Dataset:

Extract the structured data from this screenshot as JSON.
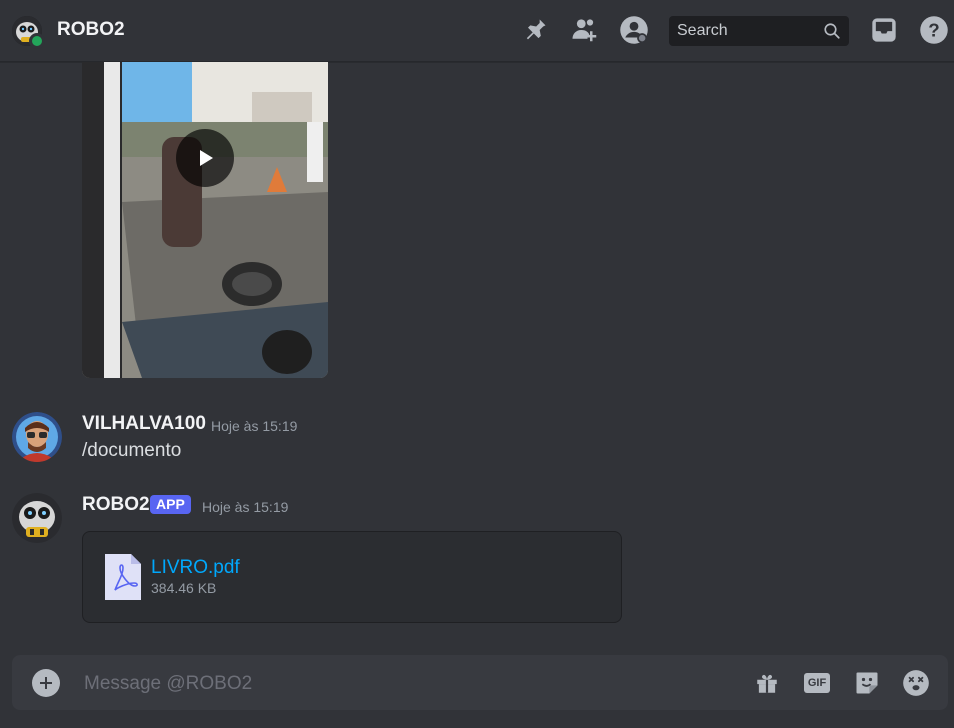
{
  "header": {
    "title": "ROBO2",
    "search_placeholder": "Search",
    "icons": [
      "pin-icon",
      "add-friend-icon",
      "user-profile-icon",
      "search-icon",
      "inbox-icon",
      "help-icon"
    ],
    "status_color": "#23a55a"
  },
  "messages": [
    {
      "author": "VILHALVA100",
      "timestamp": "Hoje às 15:19",
      "text": "/documento"
    },
    {
      "author": "ROBO2",
      "badge": "APP",
      "timestamp": "Hoje às 15:19",
      "attachment": {
        "name": "LIVRO.pdf",
        "size": "384.46 KB"
      }
    }
  ],
  "composer": {
    "placeholder": "Message @ROBO2",
    "gif_label": "GIF",
    "icons": [
      "add-icon",
      "gift-icon",
      "gif-icon",
      "sticker-icon",
      "emoji-icon"
    ]
  },
  "colors": {
    "accent": "#5865f2",
    "link": "#00a8fc",
    "background": "#313338"
  }
}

Written task:
Without the pictures, restate all the entries above exactly.

Task solution:
Extract the structured data from this screenshot as JSON.
{
  "header": {
    "title": "ROBO2",
    "search_placeholder": "Search",
    "icons": [
      "pin-icon",
      "add-friend-icon",
      "user-profile-icon",
      "search-icon",
      "inbox-icon",
      "help-icon"
    ],
    "status_color": "#23a55a"
  },
  "messages": [
    {
      "author": "VILHALVA100",
      "timestamp": "Hoje às 15:19",
      "text": "/documento"
    },
    {
      "author": "ROBO2",
      "badge": "APP",
      "timestamp": "Hoje às 15:19",
      "attachment": {
        "name": "LIVRO.pdf",
        "size": "384.46 KB"
      }
    }
  ],
  "composer": {
    "placeholder": "Message @ROBO2",
    "gif_label": "GIF",
    "icons": [
      "add-icon",
      "gift-icon",
      "gif-icon",
      "sticker-icon",
      "emoji-icon"
    ]
  },
  "colors": {
    "accent": "#5865f2",
    "link": "#00a8fc",
    "background": "#313338"
  }
}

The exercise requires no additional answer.